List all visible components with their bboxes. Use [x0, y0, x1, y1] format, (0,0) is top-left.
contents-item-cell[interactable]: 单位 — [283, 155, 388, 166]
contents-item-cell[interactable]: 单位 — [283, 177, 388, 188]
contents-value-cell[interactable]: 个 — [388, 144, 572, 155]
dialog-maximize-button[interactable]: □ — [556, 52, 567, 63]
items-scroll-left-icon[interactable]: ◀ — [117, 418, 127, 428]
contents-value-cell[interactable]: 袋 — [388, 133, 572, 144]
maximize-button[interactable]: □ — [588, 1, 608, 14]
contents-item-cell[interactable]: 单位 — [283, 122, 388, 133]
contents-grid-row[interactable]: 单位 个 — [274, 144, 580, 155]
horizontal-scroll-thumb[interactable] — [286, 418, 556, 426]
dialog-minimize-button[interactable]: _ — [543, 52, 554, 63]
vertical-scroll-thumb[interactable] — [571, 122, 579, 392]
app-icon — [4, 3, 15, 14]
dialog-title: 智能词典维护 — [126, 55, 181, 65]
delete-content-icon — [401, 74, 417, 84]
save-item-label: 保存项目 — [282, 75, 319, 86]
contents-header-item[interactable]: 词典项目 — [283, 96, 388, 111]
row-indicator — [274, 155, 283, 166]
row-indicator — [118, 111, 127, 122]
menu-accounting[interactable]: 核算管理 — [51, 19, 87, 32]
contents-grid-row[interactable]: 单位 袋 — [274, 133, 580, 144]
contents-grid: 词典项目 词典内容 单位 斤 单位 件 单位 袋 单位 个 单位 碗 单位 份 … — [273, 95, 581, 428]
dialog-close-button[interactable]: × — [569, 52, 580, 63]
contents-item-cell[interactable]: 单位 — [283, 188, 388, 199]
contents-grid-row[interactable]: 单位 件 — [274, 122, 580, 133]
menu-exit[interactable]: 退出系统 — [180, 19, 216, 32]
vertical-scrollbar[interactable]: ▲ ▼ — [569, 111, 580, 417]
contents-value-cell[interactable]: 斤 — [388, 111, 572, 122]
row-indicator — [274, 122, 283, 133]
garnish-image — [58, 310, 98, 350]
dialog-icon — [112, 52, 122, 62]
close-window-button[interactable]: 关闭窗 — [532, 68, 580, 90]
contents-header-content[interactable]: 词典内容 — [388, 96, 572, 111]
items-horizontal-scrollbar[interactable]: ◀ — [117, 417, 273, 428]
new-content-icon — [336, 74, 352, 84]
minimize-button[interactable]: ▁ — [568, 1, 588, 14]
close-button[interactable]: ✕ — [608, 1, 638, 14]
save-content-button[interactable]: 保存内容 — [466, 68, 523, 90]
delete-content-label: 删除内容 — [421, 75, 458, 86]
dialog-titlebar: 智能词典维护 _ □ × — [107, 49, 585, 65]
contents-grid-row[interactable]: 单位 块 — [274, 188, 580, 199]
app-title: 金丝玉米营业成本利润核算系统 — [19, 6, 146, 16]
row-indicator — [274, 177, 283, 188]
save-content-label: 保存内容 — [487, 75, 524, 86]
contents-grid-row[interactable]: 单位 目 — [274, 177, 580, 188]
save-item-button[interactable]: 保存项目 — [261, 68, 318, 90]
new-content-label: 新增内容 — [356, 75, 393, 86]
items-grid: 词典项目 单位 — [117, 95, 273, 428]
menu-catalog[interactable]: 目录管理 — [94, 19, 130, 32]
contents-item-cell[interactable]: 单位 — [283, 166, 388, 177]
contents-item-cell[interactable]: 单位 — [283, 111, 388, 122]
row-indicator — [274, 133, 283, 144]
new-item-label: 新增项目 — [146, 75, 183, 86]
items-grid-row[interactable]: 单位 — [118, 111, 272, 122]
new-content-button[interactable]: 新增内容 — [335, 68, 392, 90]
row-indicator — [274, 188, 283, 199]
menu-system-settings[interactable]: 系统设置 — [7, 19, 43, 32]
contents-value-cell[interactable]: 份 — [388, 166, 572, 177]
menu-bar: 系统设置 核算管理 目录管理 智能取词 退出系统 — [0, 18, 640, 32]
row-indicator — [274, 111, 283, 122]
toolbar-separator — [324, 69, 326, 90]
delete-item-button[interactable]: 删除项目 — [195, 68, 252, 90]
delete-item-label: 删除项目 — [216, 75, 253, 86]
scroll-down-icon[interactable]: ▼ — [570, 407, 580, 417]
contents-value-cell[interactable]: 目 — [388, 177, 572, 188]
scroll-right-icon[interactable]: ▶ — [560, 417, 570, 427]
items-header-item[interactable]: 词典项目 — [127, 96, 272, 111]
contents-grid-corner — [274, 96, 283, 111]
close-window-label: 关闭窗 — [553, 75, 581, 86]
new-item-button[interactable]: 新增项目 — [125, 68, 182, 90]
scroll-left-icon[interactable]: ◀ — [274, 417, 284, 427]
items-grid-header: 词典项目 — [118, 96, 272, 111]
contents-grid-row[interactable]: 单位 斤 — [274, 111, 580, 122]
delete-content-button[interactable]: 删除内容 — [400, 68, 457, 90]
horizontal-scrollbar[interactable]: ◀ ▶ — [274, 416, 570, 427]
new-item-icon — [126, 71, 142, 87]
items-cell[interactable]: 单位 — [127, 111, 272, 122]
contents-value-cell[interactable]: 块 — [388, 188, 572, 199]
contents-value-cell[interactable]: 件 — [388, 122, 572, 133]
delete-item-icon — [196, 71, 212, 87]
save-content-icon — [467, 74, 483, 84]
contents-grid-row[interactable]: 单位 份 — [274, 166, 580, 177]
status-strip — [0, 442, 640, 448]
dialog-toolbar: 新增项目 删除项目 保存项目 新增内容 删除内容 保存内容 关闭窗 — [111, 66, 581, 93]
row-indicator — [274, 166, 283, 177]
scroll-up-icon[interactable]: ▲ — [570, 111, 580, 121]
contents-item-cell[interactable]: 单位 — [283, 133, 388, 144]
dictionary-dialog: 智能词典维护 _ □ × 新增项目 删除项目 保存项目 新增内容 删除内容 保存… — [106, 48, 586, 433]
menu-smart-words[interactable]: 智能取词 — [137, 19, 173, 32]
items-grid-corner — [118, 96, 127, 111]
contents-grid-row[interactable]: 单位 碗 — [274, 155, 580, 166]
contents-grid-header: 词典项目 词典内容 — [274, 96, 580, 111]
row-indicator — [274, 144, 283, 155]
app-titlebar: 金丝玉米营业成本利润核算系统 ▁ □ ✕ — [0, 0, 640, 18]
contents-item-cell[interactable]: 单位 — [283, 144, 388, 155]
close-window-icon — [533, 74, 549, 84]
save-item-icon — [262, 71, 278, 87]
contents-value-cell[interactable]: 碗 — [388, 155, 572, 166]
____________
- _WRITTEN TASK_
Copy these records line for line, with nothing changed.

- _COMPLETE OUTPUT_
List all visible components with their bboxes. Use [x0, y0, x1, y1] format, (0,0) is top-left.
contents-item-cell[interactable]: 单位 — [283, 155, 388, 166]
contents-item-cell[interactable]: 单位 — [283, 177, 388, 188]
contents-value-cell[interactable]: 个 — [388, 144, 572, 155]
dialog-maximize-button[interactable]: □ — [556, 52, 567, 63]
items-scroll-left-icon[interactable]: ◀ — [117, 418, 127, 428]
contents-value-cell[interactable]: 袋 — [388, 133, 572, 144]
maximize-button[interactable]: □ — [588, 1, 608, 14]
contents-item-cell[interactable]: 单位 — [283, 122, 388, 133]
contents-grid-row[interactable]: 单位 个 — [274, 144, 580, 155]
horizontal-scroll-thumb[interactable] — [286, 418, 556, 426]
dialog-minimize-button[interactable]: _ — [543, 52, 554, 63]
vertical-scroll-thumb[interactable] — [571, 122, 579, 392]
app-icon — [4, 3, 15, 14]
dialog-title: 智能词典维护 — [126, 55, 181, 65]
delete-content-icon — [401, 74, 417, 84]
save-item-label: 保存项目 — [282, 75, 319, 86]
contents-header-item[interactable]: 词典项目 — [283, 96, 388, 111]
row-indicator — [274, 155, 283, 166]
row-indicator — [118, 111, 127, 122]
menu-accounting[interactable]: 核算管理 — [51, 19, 87, 32]
contents-grid-row[interactable]: 单位 袋 — [274, 133, 580, 144]
contents-grid: 词典项目 词典内容 单位 斤 单位 件 单位 袋 单位 个 单位 碗 单位 份 … — [273, 95, 581, 428]
dialog-close-button[interactable]: × — [569, 52, 580, 63]
contents-item-cell[interactable]: 单位 — [283, 188, 388, 199]
contents-grid-row[interactable]: 单位 件 — [274, 122, 580, 133]
menu-exit[interactable]: 退出系统 — [180, 19, 216, 32]
vertical-scrollbar[interactable]: ▲ ▼ — [569, 111, 580, 417]
contents-value-cell[interactable]: 斤 — [388, 111, 572, 122]
row-indicator — [274, 122, 283, 133]
garnish-image — [58, 310, 98, 350]
dialog-icon — [112, 52, 122, 62]
close-window-button[interactable]: 关闭窗 — [532, 68, 580, 90]
contents-header-content[interactable]: 词典内容 — [388, 96, 572, 111]
items-horizontal-scrollbar[interactable]: ◀ — [117, 417, 273, 428]
new-content-icon — [336, 74, 352, 84]
minimize-button[interactable]: ▁ — [568, 1, 588, 14]
close-button[interactable]: ✕ — [608, 1, 638, 14]
save-content-button[interactable]: 保存内容 — [466, 68, 523, 90]
delete-content-label: 删除内容 — [421, 75, 458, 86]
dialog-titlebar: 智能词典维护 _ □ × — [107, 49, 585, 65]
contents-grid-row[interactable]: 单位 块 — [274, 188, 580, 199]
app-title: 金丝玉米营业成本利润核算系统 — [19, 6, 146, 16]
row-indicator — [274, 177, 283, 188]
save-content-label: 保存内容 — [487, 75, 524, 86]
contents-grid-row[interactable]: 单位 目 — [274, 177, 580, 188]
save-item-button[interactable]: 保存项目 — [261, 68, 318, 90]
new-content-label: 新增内容 — [356, 75, 393, 86]
items-grid: 词典项目 单位 — [117, 95, 273, 428]
menu-catalog[interactable]: 目录管理 — [94, 19, 130, 32]
contents-item-cell[interactable]: 单位 — [283, 166, 388, 177]
contents-item-cell[interactable]: 单位 — [283, 111, 388, 122]
row-indicator — [274, 133, 283, 144]
new-item-label: 新增项目 — [146, 75, 183, 86]
items-grid-row[interactable]: 单位 — [118, 111, 272, 122]
new-content-button[interactable]: 新增内容 — [335, 68, 392, 90]
row-indicator — [274, 188, 283, 199]
menu-system-settings[interactable]: 系统设置 — [7, 19, 43, 32]
contents-value-cell[interactable]: 份 — [388, 166, 572, 177]
menu-bar: 系统设置 核算管理 目录管理 智能取词 退出系统 — [0, 18, 640, 32]
row-indicator — [274, 111, 283, 122]
toolbar-separator — [324, 69, 326, 90]
delete-item-button[interactable]: 删除项目 — [195, 68, 252, 90]
delete-item-label: 删除项目 — [216, 75, 253, 86]
scroll-down-icon[interactable]: ▼ — [570, 407, 580, 417]
contents-value-cell[interactable]: 目 — [388, 177, 572, 188]
scroll-right-icon[interactable]: ▶ — [560, 417, 570, 427]
items-header-item[interactable]: 词典项目 — [127, 96, 272, 111]
contents-grid-corner — [274, 96, 283, 111]
close-window-label: 关闭窗 — [553, 75, 581, 86]
new-item-button[interactable]: 新增项目 — [125, 68, 182, 90]
scroll-left-icon[interactable]: ◀ — [274, 417, 284, 427]
items-grid-header: 词典项目 — [118, 96, 272, 111]
contents-grid-row[interactable]: 单位 斤 — [274, 111, 580, 122]
delete-content-button[interactable]: 删除内容 — [400, 68, 457, 90]
horizontal-scrollbar[interactable]: ◀ ▶ — [274, 416, 570, 427]
new-item-icon — [126, 71, 142, 87]
items-cell[interactable]: 单位 — [127, 111, 272, 122]
contents-value-cell[interactable]: 块 — [388, 188, 572, 199]
contents-value-cell[interactable]: 件 — [388, 122, 572, 133]
delete-item-icon — [196, 71, 212, 87]
save-content-icon — [467, 74, 483, 84]
contents-grid-row[interactable]: 单位 份 — [274, 166, 580, 177]
status-strip — [0, 442, 640, 448]
dialog-toolbar: 新增项目 删除项目 保存项目 新增内容 删除内容 保存内容 关闭窗 — [111, 66, 581, 93]
row-indicator — [274, 166, 283, 177]
scroll-up-icon[interactable]: ▲ — [570, 111, 580, 121]
contents-item-cell[interactable]: 单位 — [283, 133, 388, 144]
dictionary-dialog: 智能词典维护 _ □ × 新增项目 删除项目 保存项目 新增内容 删除内容 保存… — [106, 48, 586, 433]
menu-smart-words[interactable]: 智能取词 — [137, 19, 173, 32]
items-grid-corner — [118, 96, 127, 111]
contents-grid-row[interactable]: 单位 碗 — [274, 155, 580, 166]
contents-grid-header: 词典项目 词典内容 — [274, 96, 580, 111]
row-indicator — [274, 144, 283, 155]
app-titlebar: 金丝玉米营业成本利润核算系统 ▁ □ ✕ — [0, 0, 640, 18]
contents-item-cell[interactable]: 单位 — [283, 144, 388, 155]
close-window-icon — [533, 74, 549, 84]
save-item-icon — [262, 71, 278, 87]
contents-value-cell[interactable]: 碗 — [388, 155, 572, 166]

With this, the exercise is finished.